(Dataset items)
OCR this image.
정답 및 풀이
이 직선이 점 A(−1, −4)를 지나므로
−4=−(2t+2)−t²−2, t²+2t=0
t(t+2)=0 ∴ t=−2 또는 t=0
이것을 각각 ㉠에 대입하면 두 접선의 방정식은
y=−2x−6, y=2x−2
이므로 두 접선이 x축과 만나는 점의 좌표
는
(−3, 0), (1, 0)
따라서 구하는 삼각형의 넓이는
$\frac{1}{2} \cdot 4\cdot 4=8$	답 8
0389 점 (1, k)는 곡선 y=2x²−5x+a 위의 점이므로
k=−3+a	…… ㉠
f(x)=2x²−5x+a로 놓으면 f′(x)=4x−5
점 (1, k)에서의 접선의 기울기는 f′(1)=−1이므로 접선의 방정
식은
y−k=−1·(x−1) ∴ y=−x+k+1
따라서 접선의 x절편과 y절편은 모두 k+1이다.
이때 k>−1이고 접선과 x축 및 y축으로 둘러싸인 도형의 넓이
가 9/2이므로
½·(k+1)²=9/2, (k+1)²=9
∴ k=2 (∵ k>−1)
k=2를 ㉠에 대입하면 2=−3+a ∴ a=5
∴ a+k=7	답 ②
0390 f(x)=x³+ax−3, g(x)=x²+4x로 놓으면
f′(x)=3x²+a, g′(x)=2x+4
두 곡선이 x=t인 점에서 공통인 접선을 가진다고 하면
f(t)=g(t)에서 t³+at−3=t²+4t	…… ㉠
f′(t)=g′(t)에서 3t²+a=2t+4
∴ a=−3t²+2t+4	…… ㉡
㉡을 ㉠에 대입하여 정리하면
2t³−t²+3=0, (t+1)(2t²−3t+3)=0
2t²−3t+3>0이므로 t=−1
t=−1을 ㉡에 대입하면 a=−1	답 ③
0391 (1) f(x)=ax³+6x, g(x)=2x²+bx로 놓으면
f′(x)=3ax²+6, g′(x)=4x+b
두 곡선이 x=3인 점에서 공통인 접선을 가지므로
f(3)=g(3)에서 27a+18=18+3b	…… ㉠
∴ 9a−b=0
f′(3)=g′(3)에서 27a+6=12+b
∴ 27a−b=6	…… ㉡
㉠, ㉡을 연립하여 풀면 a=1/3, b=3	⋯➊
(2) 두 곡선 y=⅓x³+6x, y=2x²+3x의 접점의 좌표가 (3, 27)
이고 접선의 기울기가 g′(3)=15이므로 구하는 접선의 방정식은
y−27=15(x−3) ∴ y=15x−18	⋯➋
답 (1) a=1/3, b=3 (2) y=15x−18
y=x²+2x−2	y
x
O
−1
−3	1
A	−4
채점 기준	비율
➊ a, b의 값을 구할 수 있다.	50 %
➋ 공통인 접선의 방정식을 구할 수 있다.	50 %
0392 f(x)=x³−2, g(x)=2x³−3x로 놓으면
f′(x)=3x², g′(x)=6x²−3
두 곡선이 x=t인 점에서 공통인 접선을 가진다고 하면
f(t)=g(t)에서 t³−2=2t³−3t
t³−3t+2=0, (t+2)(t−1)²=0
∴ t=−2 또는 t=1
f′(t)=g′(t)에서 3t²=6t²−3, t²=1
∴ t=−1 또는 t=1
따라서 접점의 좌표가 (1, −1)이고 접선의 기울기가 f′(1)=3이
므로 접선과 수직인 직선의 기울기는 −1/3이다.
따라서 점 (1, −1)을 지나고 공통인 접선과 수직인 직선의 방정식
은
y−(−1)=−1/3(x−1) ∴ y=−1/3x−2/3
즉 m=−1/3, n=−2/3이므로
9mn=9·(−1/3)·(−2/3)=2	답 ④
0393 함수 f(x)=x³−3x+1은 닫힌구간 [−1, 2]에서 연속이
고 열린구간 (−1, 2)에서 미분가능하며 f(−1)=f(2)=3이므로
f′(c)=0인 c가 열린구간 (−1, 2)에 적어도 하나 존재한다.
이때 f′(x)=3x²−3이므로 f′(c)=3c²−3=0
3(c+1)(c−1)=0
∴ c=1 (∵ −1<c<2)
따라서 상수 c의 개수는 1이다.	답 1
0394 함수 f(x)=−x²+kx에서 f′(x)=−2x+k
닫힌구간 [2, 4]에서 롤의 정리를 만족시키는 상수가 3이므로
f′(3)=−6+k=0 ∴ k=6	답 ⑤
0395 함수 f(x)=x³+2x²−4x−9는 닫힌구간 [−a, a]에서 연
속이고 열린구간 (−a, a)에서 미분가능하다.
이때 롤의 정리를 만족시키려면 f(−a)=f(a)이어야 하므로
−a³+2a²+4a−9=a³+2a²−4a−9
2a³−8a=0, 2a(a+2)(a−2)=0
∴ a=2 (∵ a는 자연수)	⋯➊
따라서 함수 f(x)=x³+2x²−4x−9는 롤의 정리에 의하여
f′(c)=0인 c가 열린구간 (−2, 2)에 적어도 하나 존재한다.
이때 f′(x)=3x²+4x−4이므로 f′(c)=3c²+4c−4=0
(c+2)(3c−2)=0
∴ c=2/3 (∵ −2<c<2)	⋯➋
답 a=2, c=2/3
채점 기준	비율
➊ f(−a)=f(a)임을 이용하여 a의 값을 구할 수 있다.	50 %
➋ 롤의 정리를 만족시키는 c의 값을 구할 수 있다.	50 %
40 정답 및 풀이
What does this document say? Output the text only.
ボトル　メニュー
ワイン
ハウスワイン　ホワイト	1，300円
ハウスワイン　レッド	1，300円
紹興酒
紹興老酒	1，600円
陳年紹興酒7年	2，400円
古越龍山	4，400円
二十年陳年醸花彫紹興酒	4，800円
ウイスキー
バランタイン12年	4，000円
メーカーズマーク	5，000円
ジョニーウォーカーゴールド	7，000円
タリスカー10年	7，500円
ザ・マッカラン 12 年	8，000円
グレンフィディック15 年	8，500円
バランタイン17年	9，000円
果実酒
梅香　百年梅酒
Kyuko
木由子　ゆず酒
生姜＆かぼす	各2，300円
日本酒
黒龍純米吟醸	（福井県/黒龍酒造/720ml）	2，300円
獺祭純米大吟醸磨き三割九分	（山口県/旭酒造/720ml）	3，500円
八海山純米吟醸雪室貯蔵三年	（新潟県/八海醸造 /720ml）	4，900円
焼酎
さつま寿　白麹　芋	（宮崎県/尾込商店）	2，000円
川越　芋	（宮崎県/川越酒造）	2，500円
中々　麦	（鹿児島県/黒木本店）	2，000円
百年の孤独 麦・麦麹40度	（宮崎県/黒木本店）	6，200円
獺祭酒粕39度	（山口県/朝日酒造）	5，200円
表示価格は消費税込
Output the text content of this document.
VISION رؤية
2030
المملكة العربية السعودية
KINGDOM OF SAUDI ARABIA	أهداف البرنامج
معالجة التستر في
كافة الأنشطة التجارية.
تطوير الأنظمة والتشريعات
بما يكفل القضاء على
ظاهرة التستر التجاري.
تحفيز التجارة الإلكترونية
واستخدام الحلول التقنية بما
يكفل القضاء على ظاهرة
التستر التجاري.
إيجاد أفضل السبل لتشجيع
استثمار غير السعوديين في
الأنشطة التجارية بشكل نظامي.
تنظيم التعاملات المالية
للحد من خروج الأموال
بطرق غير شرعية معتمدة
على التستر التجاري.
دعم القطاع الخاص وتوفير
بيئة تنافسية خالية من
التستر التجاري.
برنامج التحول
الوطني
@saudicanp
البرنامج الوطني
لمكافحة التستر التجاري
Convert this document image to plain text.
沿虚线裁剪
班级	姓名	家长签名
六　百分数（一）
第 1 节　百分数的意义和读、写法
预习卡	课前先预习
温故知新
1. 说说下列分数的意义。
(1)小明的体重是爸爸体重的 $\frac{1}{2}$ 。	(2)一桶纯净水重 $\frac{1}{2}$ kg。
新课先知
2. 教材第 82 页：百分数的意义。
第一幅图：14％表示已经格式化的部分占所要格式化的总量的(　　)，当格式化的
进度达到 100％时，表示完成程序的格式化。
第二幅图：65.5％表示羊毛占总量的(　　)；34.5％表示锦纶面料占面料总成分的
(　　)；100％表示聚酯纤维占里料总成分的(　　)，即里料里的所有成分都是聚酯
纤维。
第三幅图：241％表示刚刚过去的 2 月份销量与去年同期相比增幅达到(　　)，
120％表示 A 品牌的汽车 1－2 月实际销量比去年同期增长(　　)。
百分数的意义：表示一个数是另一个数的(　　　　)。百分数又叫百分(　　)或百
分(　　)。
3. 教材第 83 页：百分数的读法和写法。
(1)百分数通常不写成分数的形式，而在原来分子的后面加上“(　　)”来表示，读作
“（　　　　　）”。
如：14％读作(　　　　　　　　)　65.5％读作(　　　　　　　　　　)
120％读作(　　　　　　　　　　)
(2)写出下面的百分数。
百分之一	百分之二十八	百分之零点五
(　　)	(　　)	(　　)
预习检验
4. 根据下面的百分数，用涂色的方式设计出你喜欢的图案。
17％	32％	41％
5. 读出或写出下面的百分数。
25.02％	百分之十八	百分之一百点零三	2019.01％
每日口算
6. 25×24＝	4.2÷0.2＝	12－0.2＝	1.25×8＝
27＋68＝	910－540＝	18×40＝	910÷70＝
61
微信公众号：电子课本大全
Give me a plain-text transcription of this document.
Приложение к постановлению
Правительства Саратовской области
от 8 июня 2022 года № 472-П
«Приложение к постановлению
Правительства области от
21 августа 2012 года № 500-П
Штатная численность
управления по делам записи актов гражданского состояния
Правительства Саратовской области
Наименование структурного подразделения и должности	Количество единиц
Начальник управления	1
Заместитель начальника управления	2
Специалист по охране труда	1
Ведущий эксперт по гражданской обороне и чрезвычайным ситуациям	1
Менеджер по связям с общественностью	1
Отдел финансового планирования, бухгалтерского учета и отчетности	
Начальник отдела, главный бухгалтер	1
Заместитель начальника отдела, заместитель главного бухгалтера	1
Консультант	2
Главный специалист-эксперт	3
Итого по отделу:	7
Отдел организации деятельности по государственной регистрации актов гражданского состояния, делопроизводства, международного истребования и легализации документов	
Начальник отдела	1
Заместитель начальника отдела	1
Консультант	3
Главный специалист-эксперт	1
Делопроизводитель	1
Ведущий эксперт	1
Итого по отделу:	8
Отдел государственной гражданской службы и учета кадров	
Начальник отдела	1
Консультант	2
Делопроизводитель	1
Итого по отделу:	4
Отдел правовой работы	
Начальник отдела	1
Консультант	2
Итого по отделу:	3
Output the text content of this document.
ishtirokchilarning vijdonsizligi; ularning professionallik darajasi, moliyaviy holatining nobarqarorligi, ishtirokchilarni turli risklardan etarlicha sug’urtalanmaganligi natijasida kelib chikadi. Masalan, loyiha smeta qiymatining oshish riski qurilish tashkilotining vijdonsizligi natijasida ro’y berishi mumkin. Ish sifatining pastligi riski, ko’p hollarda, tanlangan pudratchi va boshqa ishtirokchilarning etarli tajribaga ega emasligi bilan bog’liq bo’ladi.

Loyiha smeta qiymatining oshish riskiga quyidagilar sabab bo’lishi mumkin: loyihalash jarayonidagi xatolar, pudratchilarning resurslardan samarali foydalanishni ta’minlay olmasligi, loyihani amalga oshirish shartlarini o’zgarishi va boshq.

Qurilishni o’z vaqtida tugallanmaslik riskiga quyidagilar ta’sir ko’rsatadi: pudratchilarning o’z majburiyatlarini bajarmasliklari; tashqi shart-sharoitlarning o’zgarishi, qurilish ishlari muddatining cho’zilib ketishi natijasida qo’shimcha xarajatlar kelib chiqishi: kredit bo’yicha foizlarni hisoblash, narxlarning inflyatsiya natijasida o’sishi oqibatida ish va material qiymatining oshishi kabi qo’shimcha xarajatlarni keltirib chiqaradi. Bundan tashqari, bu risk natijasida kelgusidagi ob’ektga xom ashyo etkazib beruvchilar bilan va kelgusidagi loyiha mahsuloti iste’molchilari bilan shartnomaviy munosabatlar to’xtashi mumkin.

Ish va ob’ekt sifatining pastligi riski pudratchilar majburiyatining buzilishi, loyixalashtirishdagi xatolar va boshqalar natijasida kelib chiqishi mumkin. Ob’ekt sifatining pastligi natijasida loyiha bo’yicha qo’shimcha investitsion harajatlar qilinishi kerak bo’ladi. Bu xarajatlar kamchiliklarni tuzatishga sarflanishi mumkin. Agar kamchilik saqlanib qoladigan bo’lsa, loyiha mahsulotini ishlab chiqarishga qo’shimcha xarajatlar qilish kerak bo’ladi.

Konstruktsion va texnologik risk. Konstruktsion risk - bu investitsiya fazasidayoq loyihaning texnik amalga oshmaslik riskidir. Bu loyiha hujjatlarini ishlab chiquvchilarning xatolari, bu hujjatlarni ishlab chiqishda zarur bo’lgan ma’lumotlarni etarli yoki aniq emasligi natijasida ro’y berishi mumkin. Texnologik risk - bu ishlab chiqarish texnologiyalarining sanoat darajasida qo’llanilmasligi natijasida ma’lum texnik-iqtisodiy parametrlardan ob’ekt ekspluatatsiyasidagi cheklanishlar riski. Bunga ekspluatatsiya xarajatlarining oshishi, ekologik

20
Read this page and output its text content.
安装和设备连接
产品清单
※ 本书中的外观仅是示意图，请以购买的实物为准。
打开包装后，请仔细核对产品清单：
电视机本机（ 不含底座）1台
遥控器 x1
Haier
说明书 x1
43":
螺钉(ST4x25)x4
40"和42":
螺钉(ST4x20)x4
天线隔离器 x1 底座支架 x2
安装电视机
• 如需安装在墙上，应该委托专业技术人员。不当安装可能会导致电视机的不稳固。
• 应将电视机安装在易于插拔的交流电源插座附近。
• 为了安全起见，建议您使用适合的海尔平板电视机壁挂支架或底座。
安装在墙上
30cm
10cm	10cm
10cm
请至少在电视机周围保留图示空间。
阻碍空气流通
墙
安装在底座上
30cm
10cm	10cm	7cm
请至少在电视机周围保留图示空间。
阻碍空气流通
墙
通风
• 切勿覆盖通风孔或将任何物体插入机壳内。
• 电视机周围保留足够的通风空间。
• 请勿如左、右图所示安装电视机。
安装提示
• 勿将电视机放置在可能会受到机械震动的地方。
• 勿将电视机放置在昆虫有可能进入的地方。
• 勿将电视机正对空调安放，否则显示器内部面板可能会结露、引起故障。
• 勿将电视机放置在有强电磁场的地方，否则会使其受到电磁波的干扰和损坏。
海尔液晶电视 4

- [Exercise instructions]:
Scan the records above for the string "zgarishi", then select every line that holds it.

- [Response to this task]:
Loyiha smeta qiymatining oshish riskiga quyidagilar sabab bo’lishi mumkin: loyihalash jarayonidagi xatolar, pudratchilarning resurslardan samarali foydalanishni ta’minlay olmasligi, loyihani amalga oshirish shartlarini o’zgarishi va boshq.
Qurilishni o’z vaqtida tugallanmaslik riskiga quyidagilar ta’sir ko’rsatadi: pudratchilarning o’z majburiyatlarini bajarmasliklari; tashqi shart-sharoitlarning o’zgarishi, qurilish ishlari muddatining cho’zilib ketishi natijasida qo’shimcha xarajatlar kelib chiqishi: kredit bo’yicha foizlarni hisoblash, narxlarning inflyatsiya natijasida o’sishi oqibatida ish va material qiymatining oshishi kabi qo’shimcha xarajatlarni keltirib chiqaradi. Bundan tashqari, bu risk natijasida kelgusidagi ob’ektga xom ashyo etkazib beruvchilar bilan va kelgusidagi loyiha mahsuloti iste’molchilari bilan shartnomaviy munosabatlar to’xtashi mumkin.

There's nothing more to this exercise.